» **TASK TO COMPLETE**:
Every line below must be reproduced exactly. Copy them all.

[begin EXTRACTED INFORMATION]

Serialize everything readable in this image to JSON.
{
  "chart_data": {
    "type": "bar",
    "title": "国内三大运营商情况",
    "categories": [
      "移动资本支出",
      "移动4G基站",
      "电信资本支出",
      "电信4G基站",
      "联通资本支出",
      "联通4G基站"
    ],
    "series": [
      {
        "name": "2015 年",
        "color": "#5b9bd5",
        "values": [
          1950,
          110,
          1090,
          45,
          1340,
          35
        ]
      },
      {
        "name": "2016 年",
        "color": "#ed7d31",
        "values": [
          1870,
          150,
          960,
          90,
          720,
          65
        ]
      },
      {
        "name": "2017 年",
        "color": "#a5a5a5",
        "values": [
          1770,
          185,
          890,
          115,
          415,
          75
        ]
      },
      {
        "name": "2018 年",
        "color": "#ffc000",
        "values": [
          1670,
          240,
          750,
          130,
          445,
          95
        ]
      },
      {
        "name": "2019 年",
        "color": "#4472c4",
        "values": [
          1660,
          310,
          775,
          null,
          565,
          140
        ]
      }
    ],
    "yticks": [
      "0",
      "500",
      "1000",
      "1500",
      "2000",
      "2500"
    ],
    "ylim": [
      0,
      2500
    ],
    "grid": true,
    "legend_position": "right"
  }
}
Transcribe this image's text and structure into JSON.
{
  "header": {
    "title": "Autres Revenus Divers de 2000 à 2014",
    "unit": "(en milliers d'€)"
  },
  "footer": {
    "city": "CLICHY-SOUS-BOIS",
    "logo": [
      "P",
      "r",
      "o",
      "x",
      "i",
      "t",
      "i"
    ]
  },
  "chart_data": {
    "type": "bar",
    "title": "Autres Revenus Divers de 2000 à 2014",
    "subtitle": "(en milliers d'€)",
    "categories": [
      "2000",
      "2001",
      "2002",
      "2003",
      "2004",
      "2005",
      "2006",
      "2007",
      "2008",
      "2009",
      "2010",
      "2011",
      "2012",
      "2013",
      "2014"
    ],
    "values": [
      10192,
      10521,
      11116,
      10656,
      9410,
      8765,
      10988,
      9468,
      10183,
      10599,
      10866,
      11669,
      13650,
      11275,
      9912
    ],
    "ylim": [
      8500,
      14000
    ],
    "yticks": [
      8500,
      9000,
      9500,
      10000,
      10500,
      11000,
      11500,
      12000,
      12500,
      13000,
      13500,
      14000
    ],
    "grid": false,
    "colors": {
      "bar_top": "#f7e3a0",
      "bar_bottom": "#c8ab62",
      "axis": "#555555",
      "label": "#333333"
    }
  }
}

[end EXTRACTED INFORMATION]

» **RESPONSE TO THE EXERCISE**:
Serialize everything readable in this image to JSON.
{
  "chart_data": {
    "type": "bar",
    "title": "国内三大运营商情况",
    "categories": [
      "移动资本支出",
      "移动4G基站",
      "电信资本支出",
      "电信4G基站",
      "联通资本支出",
      "联通4G基站"
    ],
    "series": [
      {
        "name": "2015 年",
        "color": "#5b9bd5",
        "values": [
          1950,
          110,
          1090,
          45,
          1340,
          35
        ]
      },
      {
        "name": "2016 年",
        "color": "#ed7d31",
        "values": [
          1870,
          150,
          960,
          90,
          720,
          65
        ]
      },
      {
        "name": "2017 年",
        "color": "#a5a5a5",
        "values": [
          1770,
          185,
          890,
          115,
          415,
          75
        ]
      },
      {
        "name": "2018 年",
        "color": "#ffc000",
        "values": [
          1670,
          240,
          750,
          130,
          445,
          95
        ]
      },
      {
        "name": "2019 年",
        "color": "#4472c4",
        "values": [
          1660,
          310,
          775,
          null,
          565,
          140
        ]
      }
    ],
    "yticks": [
      "0",
      "500",
      "1000",
      "1500",
      "2000",
      "2500"
    ],
    "ylim": [
      0,
      2500
    ],
    "grid": true,
    "legend_position": "right"
  }
}
Transcribe this image's text and structure into JSON.
{
  "header": {
    "title": "Autres Revenus Divers de 2000 à 2014",
    "unit": "(en milliers d'€)"
  },
  "footer": {
    "city": "CLICHY-SOUS-BOIS",
    "logo": [
      "P",
      "r",
      "o",
      "x",
      "i",
      "t",
      "i"
    ]
  },
  "chart_data": {
    "type": "bar",
    "title": "Autres Revenus Divers de 2000 à 2014",
    "subtitle": "(en milliers d'€)",
    "categories": [
      "2000",
      "2001",
      "2002",
      "2003",
      "2004",
      "2005",
      "2006",
      "2007",
      "2008",
      "2009",
      "2010",
      "2011",
      "2012",
      "2013",
      "2014"
    ],
    "values": [
      10192,
      10521,
      11116,
      10656,
      9410,
      8765,
      10988,
      9468,
      10183,
      10599,
      10866,
      11669,
      13650,
      11275,
      9912
    ],
    "ylim": [
      8500,
      14000
    ],
    "yticks": [
      8500,
      9000,
      9500,
      10000,
      10500,
      11000,
      11500,
      12000,
      12500,
      13000,
      13500,
      14000
    ],
    "grid": false,
    "colors": {
      "bar_top": "#f7e3a0",
      "bar_bottom": "#c8ab62",
      "axis": "#555555",
      "label": "#333333"
    }
  }
}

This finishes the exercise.